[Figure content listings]
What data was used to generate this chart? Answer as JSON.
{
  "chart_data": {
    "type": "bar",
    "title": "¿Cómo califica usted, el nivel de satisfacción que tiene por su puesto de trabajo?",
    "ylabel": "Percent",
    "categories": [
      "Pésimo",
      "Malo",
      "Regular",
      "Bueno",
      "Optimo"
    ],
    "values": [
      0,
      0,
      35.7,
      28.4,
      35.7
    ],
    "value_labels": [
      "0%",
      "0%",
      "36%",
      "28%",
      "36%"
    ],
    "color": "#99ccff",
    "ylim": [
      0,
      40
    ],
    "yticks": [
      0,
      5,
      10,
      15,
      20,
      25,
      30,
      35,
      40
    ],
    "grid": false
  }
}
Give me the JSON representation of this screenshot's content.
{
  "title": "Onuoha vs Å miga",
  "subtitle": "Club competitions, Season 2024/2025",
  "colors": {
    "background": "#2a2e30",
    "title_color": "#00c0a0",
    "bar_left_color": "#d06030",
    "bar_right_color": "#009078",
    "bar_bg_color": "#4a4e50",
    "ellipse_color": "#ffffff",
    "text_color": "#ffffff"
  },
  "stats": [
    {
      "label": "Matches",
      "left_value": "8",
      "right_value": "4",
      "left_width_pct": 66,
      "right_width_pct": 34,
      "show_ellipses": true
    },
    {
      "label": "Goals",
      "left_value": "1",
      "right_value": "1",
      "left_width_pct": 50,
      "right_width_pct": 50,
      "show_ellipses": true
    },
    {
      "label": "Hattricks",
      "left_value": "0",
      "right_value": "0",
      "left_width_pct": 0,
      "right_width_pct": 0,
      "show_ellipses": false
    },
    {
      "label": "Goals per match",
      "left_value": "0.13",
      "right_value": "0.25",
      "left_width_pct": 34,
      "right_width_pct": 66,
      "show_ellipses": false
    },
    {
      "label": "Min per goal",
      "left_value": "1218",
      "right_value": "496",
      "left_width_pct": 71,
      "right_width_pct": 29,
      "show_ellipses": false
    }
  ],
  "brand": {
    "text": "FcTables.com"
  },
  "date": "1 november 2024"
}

→ **EXERCISE BRIEF**
Find the lines of the material that hold the word "ffffff" and report their count alone.

→ **WORKED SOLUTION**
2